[Rows from a dataset]
::::

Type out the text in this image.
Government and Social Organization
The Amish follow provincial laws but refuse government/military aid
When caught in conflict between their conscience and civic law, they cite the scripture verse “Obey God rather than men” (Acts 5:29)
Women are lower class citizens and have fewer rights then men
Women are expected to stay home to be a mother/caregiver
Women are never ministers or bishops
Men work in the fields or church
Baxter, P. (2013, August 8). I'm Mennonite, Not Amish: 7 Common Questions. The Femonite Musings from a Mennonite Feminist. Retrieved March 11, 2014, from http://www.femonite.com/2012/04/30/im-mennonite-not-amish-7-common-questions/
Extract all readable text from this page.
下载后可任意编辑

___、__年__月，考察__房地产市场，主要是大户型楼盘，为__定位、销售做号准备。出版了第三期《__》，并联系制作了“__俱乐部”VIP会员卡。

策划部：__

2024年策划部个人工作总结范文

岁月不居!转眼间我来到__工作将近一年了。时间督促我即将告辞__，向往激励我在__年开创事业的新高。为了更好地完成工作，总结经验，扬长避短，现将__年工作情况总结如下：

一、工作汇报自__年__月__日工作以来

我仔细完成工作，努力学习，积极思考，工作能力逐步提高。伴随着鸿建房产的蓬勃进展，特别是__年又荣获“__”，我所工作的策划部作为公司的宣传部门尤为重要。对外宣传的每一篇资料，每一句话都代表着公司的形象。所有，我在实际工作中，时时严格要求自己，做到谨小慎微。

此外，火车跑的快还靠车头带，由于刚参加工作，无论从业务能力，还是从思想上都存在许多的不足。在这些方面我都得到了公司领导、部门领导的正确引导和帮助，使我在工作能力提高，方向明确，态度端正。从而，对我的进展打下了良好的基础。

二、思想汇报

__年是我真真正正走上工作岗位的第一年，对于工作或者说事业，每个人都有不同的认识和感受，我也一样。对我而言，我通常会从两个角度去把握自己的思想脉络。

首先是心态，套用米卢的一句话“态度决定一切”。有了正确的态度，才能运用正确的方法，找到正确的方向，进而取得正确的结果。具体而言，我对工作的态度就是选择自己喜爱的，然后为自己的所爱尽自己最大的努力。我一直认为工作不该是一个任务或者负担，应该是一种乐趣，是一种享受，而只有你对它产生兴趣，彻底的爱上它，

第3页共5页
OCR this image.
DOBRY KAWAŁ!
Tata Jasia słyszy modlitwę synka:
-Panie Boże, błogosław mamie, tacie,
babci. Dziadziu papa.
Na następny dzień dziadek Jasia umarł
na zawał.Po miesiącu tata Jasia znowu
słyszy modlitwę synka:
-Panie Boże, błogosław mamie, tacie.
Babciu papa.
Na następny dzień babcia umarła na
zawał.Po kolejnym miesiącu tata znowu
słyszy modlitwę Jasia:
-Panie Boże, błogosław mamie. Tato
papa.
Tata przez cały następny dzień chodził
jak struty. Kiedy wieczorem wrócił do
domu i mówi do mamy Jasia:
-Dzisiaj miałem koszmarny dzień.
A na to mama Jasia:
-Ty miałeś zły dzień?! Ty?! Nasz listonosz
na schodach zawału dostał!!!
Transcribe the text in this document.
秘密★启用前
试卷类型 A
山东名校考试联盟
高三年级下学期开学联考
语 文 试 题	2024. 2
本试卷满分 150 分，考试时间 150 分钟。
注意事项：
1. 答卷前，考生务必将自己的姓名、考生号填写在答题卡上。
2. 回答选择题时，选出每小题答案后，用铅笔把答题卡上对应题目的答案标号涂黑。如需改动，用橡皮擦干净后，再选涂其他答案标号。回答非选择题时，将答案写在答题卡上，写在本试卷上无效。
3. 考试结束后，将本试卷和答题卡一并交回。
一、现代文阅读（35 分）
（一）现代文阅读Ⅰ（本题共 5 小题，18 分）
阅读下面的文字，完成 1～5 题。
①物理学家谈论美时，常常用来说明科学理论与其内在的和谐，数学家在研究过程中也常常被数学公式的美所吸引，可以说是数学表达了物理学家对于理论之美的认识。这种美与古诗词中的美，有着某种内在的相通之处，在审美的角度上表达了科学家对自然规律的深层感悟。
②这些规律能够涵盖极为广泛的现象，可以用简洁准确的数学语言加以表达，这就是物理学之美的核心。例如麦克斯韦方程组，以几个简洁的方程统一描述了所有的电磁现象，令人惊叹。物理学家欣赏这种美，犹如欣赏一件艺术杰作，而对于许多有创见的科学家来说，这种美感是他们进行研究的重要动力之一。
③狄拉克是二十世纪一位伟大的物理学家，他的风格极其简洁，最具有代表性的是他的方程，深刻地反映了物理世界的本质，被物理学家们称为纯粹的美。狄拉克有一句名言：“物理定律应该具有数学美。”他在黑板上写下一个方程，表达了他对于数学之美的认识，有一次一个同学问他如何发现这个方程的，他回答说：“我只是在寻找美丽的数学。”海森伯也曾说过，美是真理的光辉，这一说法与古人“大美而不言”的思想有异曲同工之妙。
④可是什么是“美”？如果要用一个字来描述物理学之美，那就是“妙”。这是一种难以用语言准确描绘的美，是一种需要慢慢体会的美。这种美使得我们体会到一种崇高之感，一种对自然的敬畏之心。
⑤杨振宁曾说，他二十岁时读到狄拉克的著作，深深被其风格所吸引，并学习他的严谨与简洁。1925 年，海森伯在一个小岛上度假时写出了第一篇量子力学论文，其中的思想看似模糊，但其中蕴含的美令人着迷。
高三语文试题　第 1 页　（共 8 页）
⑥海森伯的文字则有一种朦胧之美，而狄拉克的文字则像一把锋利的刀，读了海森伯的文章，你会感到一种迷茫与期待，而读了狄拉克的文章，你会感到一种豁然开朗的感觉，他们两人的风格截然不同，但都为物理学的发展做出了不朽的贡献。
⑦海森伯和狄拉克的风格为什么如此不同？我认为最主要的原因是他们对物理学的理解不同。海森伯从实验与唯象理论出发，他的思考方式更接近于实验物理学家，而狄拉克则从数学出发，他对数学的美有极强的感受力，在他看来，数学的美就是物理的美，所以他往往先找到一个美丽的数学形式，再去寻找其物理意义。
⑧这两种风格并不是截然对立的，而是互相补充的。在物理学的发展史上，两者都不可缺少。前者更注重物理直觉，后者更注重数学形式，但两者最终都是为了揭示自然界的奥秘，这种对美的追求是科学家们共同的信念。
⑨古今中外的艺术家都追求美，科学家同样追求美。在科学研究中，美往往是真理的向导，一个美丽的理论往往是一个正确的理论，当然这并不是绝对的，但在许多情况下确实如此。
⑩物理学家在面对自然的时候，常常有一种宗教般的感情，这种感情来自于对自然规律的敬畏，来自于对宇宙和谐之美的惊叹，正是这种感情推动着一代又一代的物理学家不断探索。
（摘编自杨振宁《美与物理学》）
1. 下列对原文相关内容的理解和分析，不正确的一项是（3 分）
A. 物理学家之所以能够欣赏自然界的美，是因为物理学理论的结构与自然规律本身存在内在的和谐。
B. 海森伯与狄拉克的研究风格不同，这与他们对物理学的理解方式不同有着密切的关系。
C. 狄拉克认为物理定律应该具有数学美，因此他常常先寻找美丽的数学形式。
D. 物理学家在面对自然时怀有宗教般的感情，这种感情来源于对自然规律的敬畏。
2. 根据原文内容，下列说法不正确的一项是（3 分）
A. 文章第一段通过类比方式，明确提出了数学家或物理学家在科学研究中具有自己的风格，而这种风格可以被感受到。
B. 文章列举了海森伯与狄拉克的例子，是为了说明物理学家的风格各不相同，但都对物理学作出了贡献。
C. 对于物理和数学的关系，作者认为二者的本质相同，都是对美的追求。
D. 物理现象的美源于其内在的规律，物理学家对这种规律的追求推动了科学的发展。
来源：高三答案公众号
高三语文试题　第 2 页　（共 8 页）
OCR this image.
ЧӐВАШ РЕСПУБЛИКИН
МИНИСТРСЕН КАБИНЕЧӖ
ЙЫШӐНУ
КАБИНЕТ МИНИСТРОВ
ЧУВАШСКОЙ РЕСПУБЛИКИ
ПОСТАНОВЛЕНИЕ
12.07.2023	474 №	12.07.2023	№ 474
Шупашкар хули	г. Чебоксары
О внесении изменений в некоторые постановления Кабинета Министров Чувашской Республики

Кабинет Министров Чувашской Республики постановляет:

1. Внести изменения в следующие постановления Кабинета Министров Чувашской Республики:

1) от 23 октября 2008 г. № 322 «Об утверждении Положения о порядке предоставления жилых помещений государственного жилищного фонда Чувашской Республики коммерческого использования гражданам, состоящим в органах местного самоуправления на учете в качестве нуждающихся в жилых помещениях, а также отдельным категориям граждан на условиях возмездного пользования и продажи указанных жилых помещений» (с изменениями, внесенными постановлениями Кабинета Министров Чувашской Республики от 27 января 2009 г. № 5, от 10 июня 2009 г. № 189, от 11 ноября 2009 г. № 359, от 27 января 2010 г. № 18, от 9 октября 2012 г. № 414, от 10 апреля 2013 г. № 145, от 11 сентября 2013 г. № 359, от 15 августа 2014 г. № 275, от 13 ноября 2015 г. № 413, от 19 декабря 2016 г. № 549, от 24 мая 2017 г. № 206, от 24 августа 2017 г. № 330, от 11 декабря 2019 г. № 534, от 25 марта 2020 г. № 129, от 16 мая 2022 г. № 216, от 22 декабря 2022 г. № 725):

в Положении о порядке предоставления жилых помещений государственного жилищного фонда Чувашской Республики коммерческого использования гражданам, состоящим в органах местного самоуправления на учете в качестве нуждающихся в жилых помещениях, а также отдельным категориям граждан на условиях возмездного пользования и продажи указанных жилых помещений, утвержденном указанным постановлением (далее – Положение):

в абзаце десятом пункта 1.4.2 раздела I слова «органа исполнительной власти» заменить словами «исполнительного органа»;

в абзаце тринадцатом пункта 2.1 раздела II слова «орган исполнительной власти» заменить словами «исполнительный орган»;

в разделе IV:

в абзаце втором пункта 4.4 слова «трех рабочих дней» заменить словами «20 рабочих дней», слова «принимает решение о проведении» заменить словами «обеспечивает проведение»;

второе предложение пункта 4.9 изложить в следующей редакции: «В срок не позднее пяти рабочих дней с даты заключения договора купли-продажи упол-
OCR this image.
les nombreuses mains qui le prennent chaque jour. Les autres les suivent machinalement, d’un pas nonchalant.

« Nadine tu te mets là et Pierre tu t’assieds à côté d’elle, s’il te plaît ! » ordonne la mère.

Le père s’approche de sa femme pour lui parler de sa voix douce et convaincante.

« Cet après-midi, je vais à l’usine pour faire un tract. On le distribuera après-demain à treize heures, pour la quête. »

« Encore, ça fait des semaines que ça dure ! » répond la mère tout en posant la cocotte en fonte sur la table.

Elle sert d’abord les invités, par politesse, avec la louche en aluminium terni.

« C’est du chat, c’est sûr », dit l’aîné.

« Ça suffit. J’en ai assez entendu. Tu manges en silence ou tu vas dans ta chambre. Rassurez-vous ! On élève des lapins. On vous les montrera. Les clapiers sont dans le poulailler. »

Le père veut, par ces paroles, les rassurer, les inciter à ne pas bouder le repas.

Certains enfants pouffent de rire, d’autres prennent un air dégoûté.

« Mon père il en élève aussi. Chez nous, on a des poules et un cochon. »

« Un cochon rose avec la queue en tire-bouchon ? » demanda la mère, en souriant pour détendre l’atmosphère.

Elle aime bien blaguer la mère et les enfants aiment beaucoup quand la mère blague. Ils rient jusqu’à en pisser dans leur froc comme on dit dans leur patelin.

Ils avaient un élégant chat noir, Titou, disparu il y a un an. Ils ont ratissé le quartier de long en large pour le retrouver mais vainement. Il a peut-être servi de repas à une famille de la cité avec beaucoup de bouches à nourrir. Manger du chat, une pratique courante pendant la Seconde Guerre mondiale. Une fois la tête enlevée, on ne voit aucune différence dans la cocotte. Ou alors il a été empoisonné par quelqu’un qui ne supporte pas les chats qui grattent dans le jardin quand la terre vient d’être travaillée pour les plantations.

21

::::

[BRIEF]
Pick out the lines above containing the word "prennent", then copy them.

[RESPONSE]
les nombreuses mains qui le prennent chaque jour. Les autres les suivent machinalement, d’un pas nonchalant.
Certains enfants pouffent de rire, d’autres prennent un air dégoûté.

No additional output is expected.